• _Written problem_: Single out the lines that include the word "Утвердить". Copy them.

• _Stored data_:
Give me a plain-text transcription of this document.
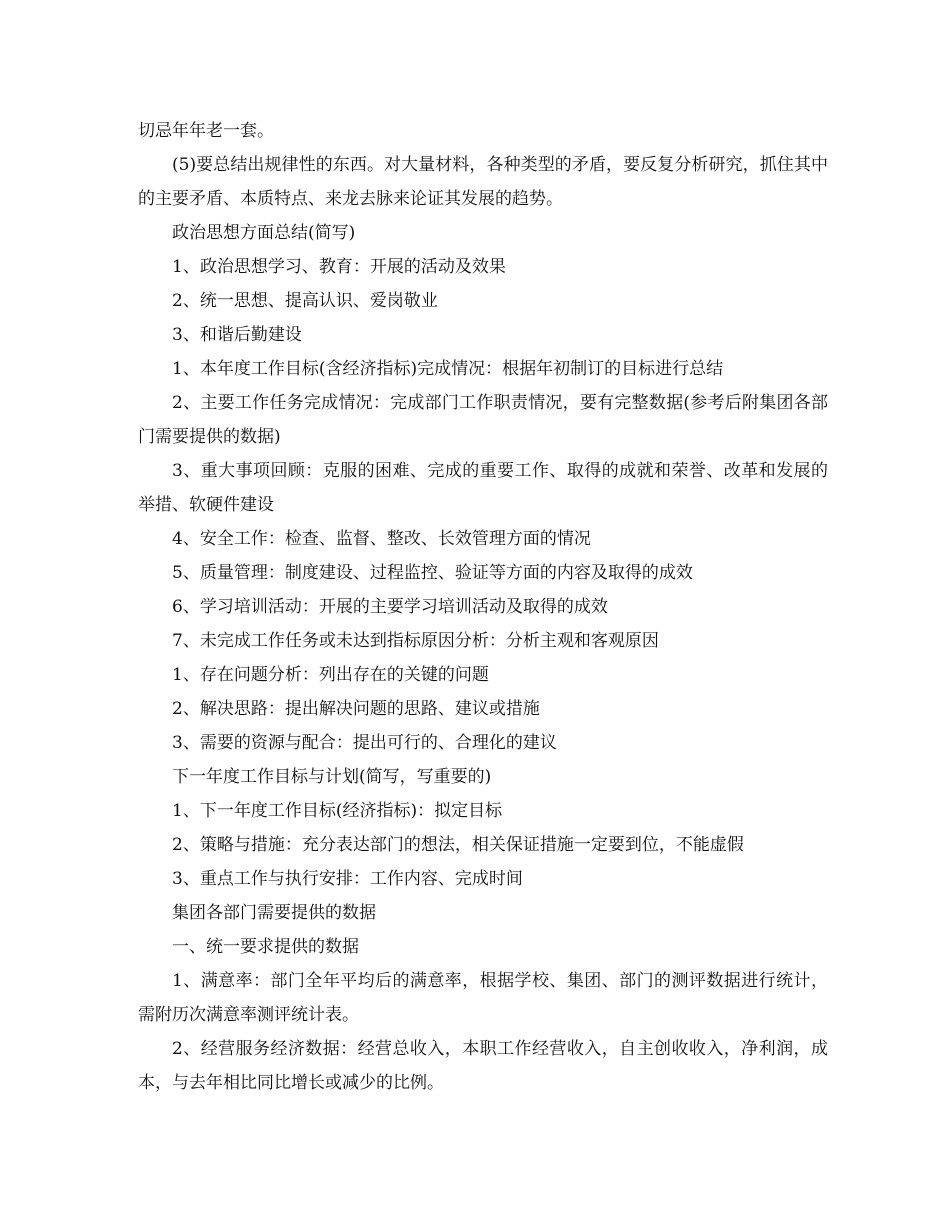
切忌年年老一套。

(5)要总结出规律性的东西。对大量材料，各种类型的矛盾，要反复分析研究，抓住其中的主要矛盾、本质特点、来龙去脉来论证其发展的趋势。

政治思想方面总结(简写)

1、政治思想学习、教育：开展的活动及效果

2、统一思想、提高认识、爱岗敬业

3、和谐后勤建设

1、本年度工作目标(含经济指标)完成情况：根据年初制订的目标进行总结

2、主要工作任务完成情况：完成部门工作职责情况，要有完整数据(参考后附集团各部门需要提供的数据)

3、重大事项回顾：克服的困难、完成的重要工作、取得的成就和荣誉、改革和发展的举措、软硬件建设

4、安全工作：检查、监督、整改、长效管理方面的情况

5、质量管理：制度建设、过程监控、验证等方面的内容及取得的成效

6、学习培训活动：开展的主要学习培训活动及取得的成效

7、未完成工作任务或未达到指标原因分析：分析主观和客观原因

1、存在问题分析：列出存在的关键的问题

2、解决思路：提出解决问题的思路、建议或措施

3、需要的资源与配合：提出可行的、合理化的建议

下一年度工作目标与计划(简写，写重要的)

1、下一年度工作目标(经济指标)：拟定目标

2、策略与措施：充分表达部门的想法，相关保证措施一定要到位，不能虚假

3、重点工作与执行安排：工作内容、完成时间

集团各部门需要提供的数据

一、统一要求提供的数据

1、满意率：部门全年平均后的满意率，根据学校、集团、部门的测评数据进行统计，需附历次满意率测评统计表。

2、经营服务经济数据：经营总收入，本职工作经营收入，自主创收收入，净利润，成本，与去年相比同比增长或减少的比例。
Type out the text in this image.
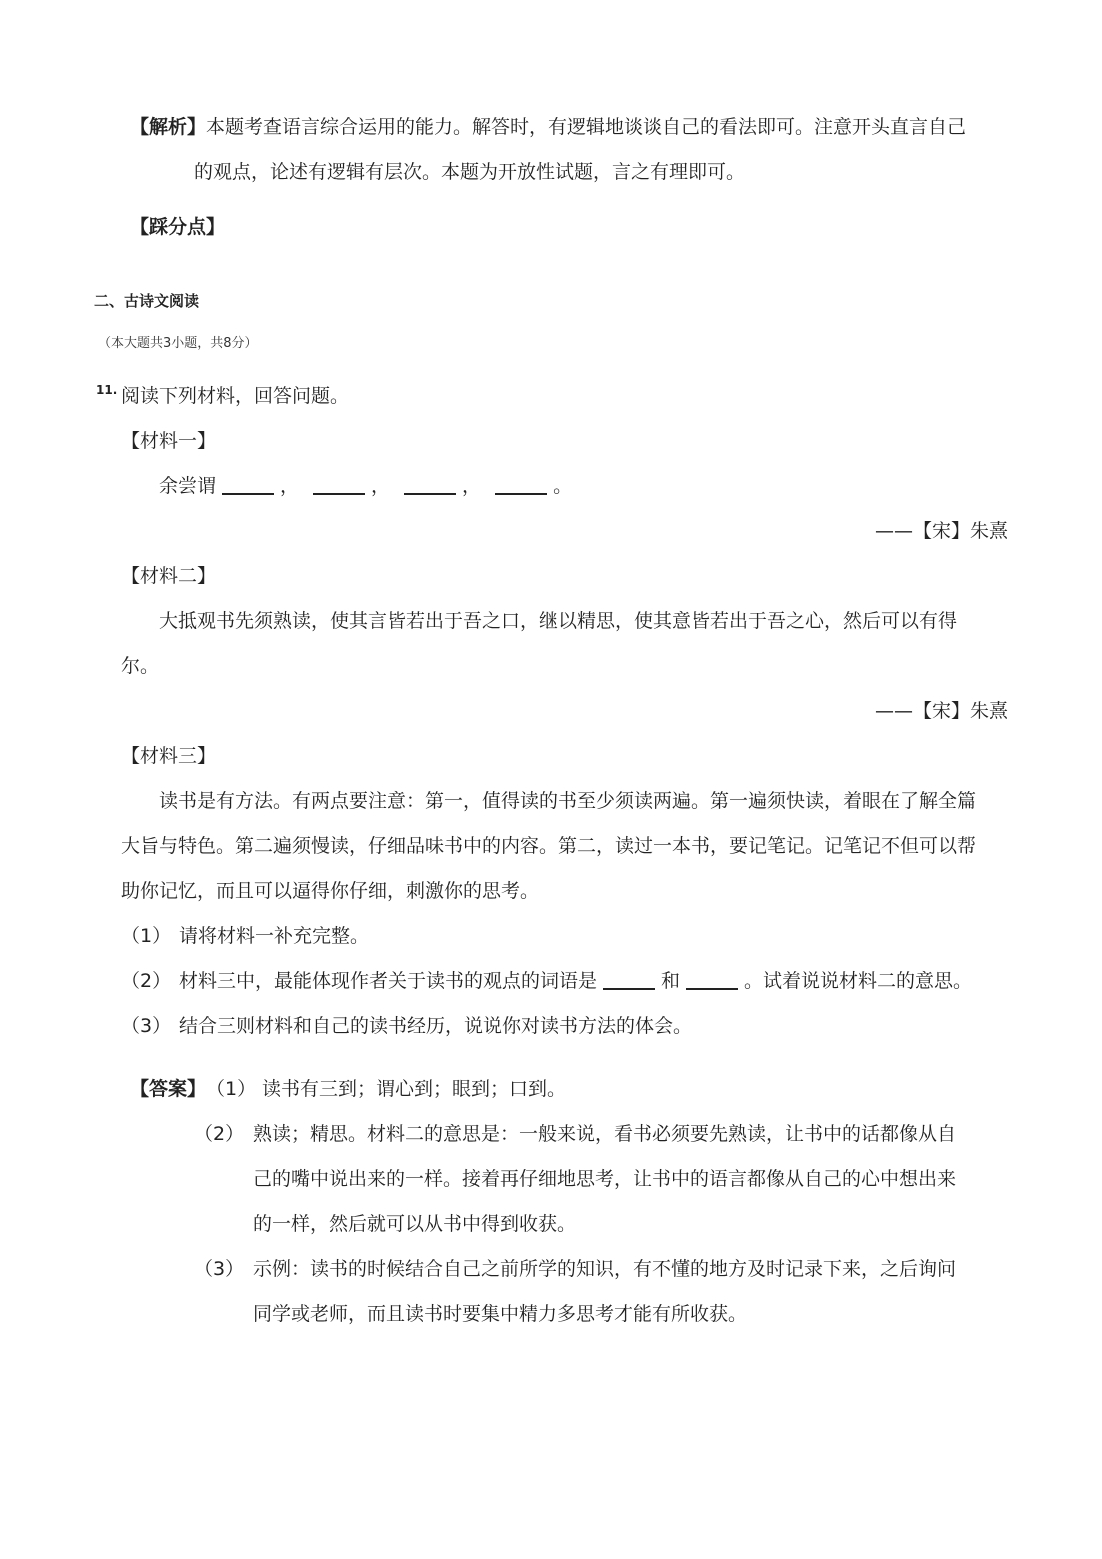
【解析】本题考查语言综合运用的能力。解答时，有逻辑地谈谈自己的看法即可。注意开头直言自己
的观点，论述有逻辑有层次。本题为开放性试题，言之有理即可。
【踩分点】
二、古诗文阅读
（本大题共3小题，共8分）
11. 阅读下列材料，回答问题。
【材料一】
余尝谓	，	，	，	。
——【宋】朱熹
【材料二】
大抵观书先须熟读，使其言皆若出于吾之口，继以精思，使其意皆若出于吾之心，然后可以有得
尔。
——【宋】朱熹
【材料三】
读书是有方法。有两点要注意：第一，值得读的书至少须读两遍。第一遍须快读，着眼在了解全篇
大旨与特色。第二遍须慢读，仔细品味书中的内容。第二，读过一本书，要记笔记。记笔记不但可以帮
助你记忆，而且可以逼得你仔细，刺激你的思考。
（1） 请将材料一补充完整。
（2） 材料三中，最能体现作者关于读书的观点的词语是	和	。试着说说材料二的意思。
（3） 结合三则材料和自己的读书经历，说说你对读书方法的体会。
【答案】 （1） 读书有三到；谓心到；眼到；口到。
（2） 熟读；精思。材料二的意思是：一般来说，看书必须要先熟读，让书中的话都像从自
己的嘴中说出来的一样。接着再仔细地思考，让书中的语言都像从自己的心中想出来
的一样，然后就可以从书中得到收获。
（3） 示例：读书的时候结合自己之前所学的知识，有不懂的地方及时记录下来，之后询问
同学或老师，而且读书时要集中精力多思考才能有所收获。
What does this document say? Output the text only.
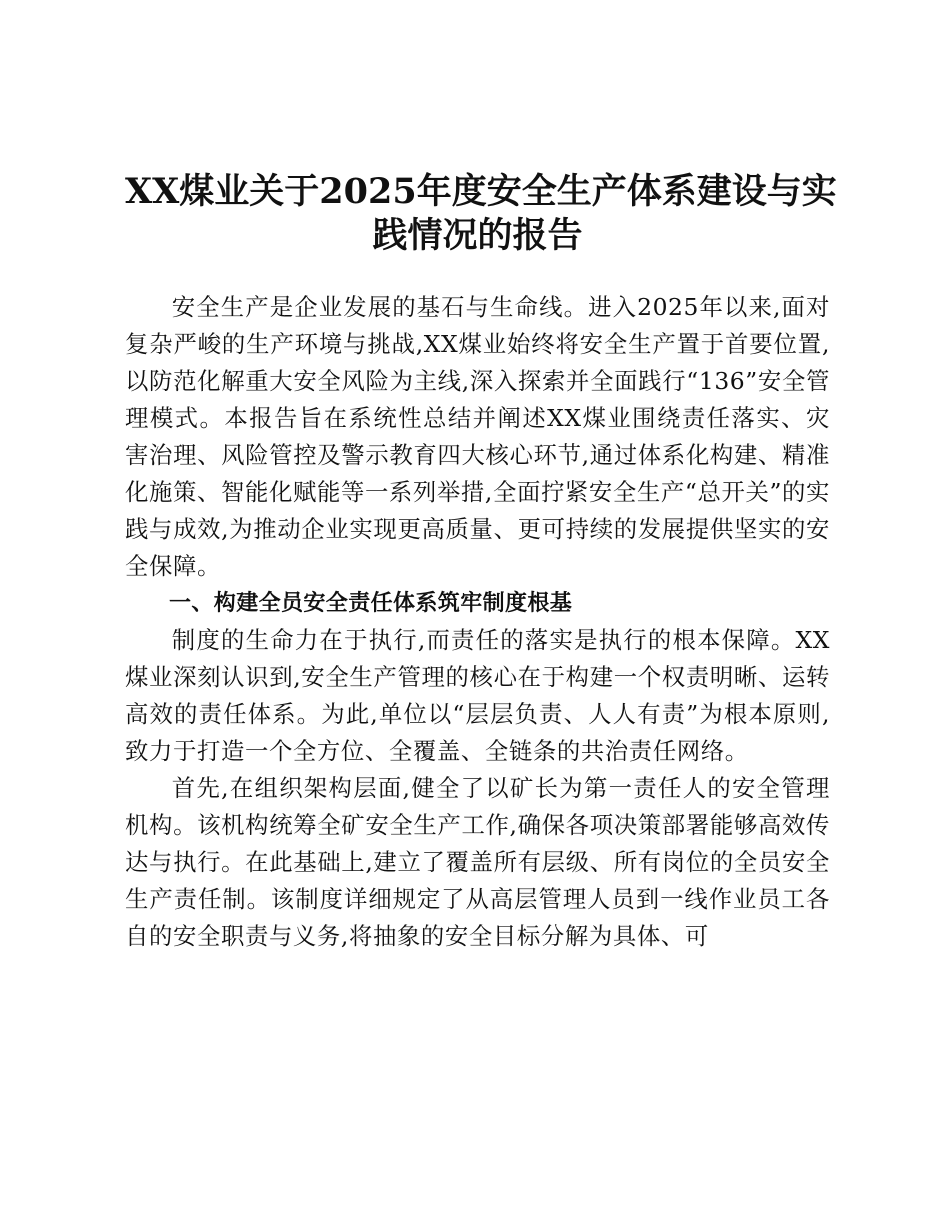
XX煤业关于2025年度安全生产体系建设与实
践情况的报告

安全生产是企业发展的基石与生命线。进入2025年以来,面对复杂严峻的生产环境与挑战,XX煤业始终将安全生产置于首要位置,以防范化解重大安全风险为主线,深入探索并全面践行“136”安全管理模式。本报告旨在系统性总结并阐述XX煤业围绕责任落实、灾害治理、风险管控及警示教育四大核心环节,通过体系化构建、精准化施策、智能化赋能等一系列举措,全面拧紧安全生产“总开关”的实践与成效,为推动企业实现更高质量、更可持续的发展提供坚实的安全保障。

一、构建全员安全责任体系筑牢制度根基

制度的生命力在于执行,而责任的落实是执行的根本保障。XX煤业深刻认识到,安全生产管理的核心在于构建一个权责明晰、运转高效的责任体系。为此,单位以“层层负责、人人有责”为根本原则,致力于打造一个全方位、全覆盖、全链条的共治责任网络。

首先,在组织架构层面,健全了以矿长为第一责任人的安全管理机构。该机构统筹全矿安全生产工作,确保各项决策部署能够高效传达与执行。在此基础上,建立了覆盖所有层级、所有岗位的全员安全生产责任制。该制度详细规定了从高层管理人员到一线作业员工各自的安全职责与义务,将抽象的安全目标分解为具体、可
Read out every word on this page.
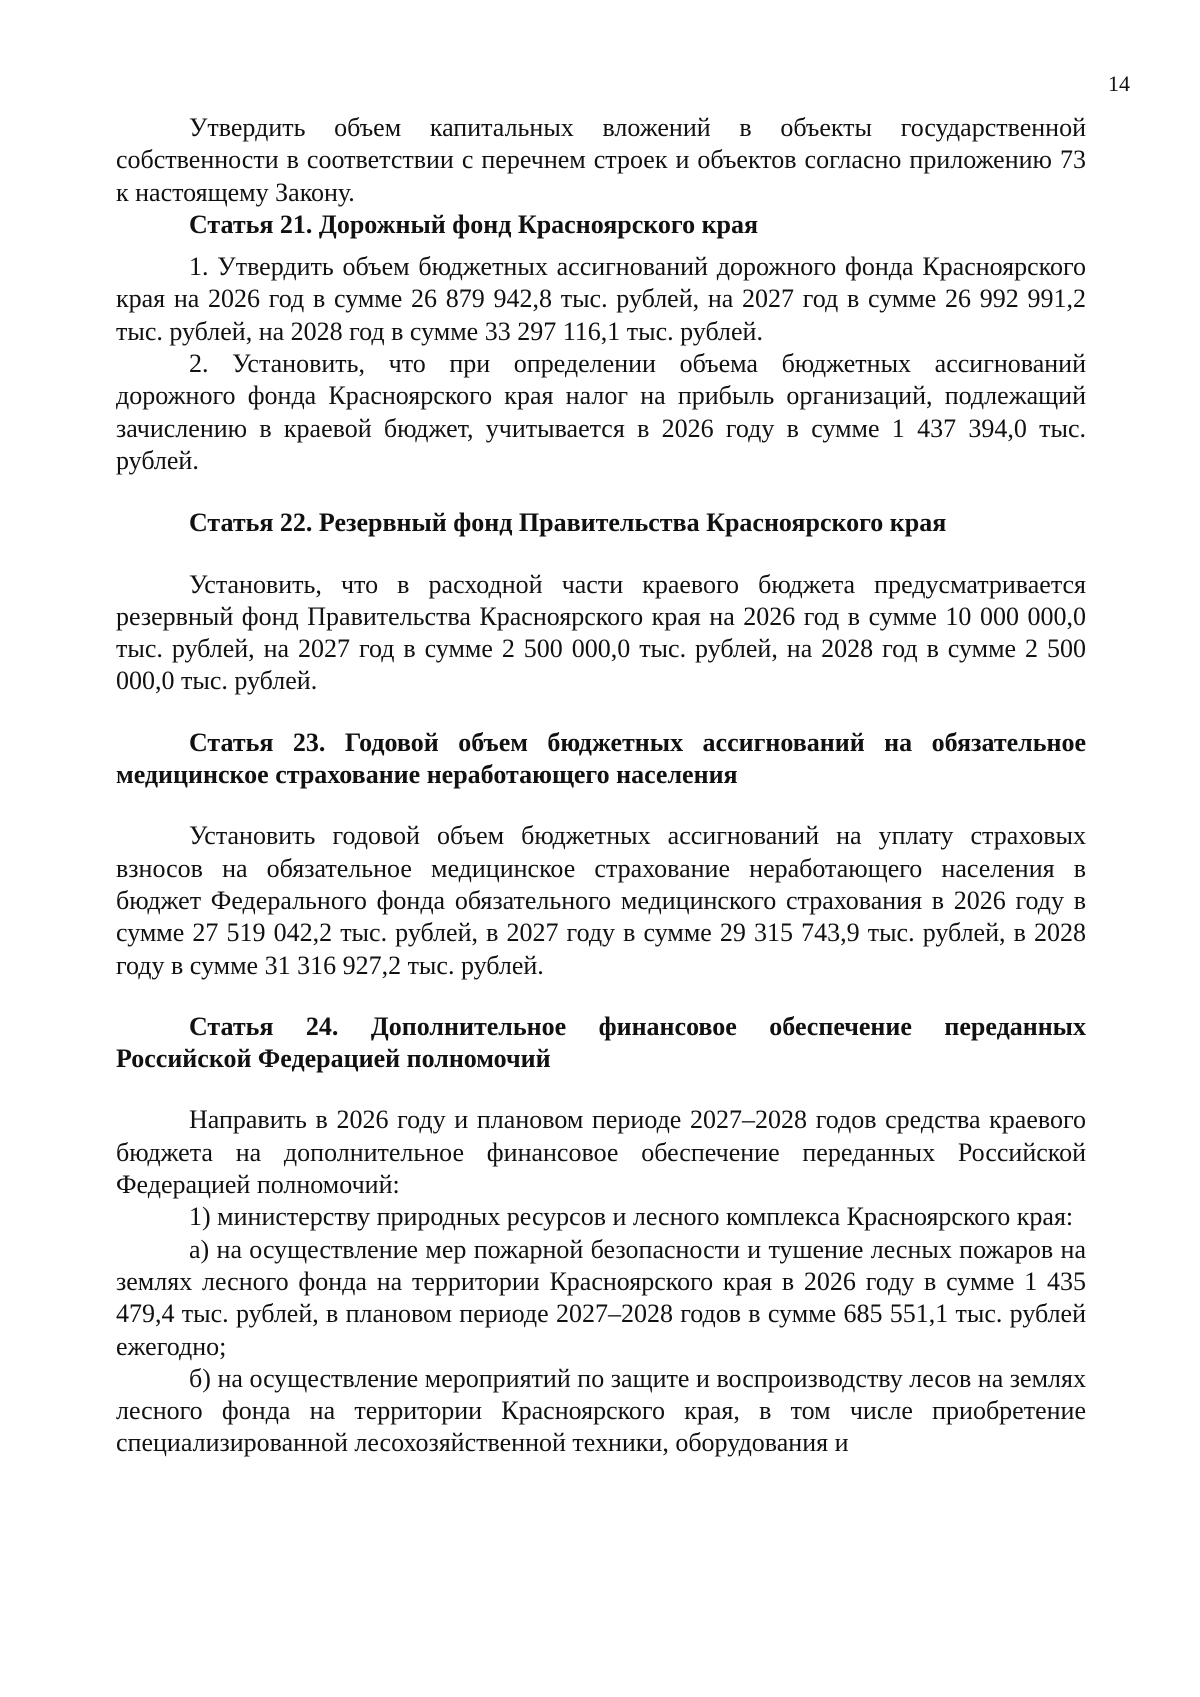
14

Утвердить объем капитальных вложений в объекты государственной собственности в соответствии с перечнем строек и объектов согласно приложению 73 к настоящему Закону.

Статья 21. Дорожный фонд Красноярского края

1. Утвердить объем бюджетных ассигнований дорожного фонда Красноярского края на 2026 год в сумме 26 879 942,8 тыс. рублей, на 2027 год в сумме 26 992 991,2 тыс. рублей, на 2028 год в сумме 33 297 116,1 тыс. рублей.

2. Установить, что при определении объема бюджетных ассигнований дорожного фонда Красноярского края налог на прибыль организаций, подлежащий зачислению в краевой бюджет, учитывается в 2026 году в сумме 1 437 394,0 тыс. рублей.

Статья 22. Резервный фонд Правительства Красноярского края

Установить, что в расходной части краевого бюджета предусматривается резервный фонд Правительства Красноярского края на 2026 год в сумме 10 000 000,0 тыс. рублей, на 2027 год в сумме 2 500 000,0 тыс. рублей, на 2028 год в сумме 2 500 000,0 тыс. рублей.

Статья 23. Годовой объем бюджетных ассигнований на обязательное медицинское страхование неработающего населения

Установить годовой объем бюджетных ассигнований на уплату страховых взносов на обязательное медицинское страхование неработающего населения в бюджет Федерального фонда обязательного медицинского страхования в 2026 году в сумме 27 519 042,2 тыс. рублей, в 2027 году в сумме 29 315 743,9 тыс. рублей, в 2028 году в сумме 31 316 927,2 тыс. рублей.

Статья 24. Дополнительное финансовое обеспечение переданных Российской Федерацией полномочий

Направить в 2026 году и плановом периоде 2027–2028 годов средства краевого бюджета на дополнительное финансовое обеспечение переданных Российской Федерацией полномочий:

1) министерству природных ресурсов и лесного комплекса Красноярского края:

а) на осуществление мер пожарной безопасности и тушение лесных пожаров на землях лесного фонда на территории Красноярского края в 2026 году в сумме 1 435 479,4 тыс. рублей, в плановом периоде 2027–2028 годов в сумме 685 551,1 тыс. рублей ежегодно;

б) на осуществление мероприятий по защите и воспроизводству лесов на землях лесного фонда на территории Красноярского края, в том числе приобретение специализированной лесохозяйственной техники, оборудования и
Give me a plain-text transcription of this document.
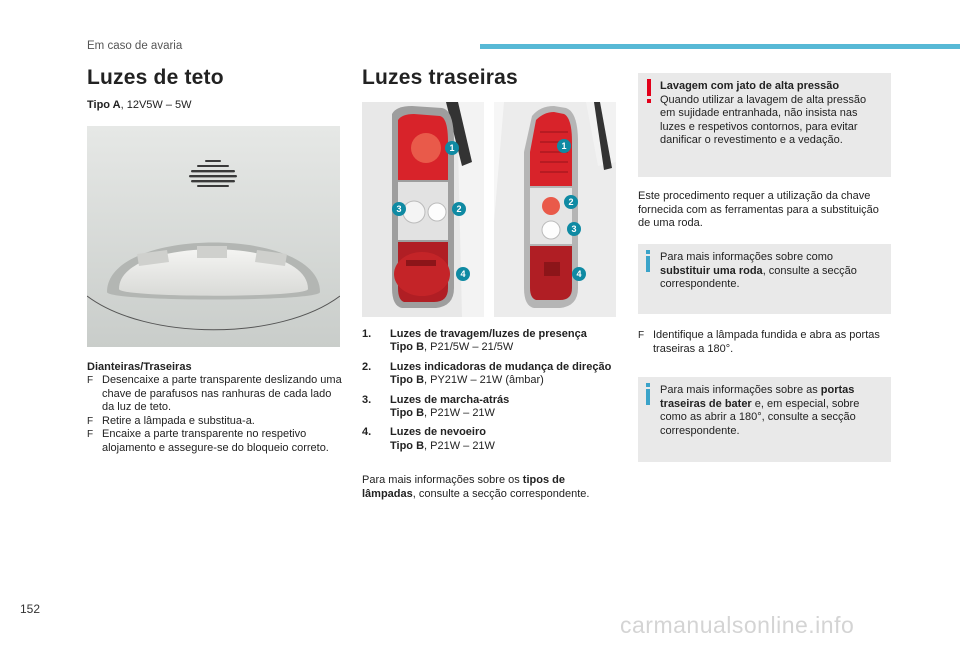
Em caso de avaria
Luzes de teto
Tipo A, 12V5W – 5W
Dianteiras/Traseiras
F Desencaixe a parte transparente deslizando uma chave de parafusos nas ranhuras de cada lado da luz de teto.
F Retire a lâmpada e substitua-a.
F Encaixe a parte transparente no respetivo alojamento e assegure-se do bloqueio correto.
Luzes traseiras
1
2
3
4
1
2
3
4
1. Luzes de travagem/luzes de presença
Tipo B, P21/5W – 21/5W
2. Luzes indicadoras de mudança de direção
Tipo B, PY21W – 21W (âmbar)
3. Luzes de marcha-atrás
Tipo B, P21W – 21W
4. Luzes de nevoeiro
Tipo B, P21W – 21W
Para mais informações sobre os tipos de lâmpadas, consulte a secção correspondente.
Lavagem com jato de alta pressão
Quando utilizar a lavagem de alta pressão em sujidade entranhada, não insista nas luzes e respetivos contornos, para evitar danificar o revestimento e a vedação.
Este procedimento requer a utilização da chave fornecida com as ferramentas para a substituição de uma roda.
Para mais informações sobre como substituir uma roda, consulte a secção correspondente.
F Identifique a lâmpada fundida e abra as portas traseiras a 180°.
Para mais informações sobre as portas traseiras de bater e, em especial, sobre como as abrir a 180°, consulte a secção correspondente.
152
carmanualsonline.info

• _Final answer_:
Утвердить объем капитальных вложений в объекты государственной собственности в соответствии с перечнем строек и объектов согласно приложению 73 к настоящему Закону.
1. Утвердить объем бюджетных ассигнований дорожного фонда Красноярского края на 2026 год в сумме 26 879 942,8 тыс. рублей, на 2027 год в сумме 26 992 991,2 тыс. рублей, на 2028 год в сумме 33 297 116,1 тыс. рублей.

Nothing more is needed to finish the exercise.